++++ Trecho do documento ++++

Um casal que adota uma criança e tempos depois pratica atos que demonstram a tentativa de romper os laços criados pela adoção deve ser condenado por danos morais. Assim entendeu a 3ª Turma do Superior Tribunal de Justiça ao reconhecer a uma mulher o direito de ser indenizada em R$ 5 mil pelo casal que a adotou ainda na infância e depois, quando ela já estava na adolescência, desistiu de levar adiante a adoção.
Segundo o colegiado, apesar de não ser descartada a falha do Estado no processo de concessão e acompanhamento da adoção, não é possível afastar a responsabilidade civil dos pais adotivos, que criaram uma situação propícia à propositura da ação de destituição do poder familiar pelo Ministério Público, cuja consequência foi o retorno da jovem, então com 14 anos, ao acolhimento institucional.
“O filho decorrente da adoção não é uma espécie de produto que se escolhe na prateleira e que pode ser devolvido se se constatar a existência de vícios ocultos”, apontou a ministra Nancy Andrighi no voto que foi seguido pela maioria da turma.

++++

Tarefa A: Indique se cada afirmação a seguir está de acordo com o trecho sobre a adoção, respondendo sim ou não e citando exatamente as palavras do trecho que decidem a questão: (i) A mulher tem direito a receber R$ 5 mil do casal que a adotou. (ii) A jovem tinha 16 anos quando voltou ao acolhimento institucional. (iii) O voto da ministra Nancy Andrighi foi acompanhado por todos os membros da turma.
Tarefa B: Segundo o trecho sobre a adoção, qual órgão do Superior Tribunal de Justiça reconheceu o direito da mulher à indenização?
Tarefa C: Reproduza sem alterações a passagem do trecho sobre a adoção que vai de "Segundo o colegiado, apesar" até "ao acolhimento institucional.".

++++ Entradas fornecidas ++++

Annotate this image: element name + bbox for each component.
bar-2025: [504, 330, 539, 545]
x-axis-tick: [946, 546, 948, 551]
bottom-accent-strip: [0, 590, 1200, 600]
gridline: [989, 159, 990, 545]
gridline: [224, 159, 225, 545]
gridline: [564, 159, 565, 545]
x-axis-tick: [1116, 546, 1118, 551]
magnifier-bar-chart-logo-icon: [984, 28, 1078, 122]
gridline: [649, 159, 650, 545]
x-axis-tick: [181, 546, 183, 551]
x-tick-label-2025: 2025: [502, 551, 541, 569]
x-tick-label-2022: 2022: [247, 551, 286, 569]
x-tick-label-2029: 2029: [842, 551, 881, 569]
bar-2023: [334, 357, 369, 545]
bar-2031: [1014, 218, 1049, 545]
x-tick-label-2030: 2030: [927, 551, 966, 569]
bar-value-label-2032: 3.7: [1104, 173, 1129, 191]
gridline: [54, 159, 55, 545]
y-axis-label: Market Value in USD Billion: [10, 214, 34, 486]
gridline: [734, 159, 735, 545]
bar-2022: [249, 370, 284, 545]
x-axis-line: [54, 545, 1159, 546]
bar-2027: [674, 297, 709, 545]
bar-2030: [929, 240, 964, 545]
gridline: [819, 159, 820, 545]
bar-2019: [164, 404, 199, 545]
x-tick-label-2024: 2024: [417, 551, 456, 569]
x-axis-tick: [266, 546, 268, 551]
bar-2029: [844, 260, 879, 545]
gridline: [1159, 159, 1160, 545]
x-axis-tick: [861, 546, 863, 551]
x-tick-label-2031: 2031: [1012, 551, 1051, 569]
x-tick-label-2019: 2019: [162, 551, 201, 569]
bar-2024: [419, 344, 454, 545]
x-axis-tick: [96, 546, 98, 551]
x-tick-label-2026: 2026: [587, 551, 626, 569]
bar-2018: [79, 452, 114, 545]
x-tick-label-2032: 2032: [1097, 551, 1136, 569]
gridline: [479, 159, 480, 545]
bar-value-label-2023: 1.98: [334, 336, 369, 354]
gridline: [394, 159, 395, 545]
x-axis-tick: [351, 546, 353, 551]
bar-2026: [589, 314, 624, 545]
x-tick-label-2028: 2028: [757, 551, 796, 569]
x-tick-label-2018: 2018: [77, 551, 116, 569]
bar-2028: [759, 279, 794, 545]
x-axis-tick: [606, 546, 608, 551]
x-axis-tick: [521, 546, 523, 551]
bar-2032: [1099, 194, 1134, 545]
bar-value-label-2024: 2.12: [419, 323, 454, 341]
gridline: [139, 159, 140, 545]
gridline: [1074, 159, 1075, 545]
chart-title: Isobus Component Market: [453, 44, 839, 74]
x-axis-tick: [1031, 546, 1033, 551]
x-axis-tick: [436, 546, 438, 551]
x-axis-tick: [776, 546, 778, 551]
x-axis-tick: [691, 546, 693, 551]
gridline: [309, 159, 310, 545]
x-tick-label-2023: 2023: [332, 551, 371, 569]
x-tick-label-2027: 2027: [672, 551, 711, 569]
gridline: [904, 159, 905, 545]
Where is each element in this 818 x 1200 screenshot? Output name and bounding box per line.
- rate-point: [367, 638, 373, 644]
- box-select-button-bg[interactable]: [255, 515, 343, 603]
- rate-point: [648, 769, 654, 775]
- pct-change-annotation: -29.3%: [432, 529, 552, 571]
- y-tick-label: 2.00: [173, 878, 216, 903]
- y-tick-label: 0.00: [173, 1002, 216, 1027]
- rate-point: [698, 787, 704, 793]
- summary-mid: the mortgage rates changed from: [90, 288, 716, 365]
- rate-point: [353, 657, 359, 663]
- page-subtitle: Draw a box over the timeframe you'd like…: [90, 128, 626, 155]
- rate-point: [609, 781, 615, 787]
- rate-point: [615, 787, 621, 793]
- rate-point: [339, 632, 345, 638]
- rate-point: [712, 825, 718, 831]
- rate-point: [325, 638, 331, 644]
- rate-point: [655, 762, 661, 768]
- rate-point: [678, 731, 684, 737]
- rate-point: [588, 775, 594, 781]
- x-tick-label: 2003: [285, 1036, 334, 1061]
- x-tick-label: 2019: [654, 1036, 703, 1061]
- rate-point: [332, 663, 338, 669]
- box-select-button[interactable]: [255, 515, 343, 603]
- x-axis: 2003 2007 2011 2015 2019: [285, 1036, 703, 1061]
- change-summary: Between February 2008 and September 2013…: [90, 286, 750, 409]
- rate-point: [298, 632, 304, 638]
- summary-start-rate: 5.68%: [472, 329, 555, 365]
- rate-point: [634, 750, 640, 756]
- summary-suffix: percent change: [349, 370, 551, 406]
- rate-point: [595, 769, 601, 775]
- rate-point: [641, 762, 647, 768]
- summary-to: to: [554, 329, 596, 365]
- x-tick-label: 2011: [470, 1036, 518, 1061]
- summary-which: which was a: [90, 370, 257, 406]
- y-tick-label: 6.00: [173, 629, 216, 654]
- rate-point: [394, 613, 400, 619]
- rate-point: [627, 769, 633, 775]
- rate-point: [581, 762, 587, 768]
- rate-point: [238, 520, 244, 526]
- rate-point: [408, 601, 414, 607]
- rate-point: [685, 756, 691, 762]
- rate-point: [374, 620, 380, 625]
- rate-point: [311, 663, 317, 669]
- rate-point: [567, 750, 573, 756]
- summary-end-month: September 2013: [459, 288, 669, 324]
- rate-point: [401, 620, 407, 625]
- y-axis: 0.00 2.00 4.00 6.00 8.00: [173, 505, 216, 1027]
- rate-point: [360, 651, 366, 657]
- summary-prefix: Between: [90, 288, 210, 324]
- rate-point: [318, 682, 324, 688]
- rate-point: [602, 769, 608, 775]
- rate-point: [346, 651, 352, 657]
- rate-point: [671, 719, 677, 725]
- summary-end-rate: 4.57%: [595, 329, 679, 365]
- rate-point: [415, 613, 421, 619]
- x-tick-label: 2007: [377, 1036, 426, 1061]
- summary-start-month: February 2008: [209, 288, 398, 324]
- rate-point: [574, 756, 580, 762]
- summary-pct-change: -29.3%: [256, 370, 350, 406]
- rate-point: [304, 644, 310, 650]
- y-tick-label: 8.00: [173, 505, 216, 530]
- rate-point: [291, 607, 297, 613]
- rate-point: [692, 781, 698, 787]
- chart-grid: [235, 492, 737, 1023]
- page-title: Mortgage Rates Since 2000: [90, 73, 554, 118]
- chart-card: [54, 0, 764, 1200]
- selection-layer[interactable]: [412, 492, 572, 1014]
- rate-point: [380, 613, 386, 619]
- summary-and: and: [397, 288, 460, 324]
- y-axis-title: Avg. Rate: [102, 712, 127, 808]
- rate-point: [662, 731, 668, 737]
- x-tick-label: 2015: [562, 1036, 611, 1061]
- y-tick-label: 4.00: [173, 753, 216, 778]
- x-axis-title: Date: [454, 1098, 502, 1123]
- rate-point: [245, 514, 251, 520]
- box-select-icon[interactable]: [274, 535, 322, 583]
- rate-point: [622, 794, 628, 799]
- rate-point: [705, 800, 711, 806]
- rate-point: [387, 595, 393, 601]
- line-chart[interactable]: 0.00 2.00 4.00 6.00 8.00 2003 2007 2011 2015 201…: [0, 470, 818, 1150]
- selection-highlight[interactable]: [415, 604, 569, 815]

++++

Resposta A:
(i) Sim: "ser indenizada em R$ 5 mil pelo casal que a adotou"
(ii) Não: "então com 14 anos"
(iii) Não: "foi seguido pela maioria da turma"

Resposta B: A 3ª Turma do Superior Tribunal de Justiça.

Resposta C:
Segundo o colegiado, apesar de não ser descartada a falha do Estado no processo de concessão e acompanhamento da adoção, não é possível afastar a responsabilidade civil dos pais adotivos, que criaram uma situação propícia à propositura da ação de destituição do poder familiar pelo Ministério Público, cuja consequência foi o retorno da jovem, então com 14 anos, ao acolhimento institucional.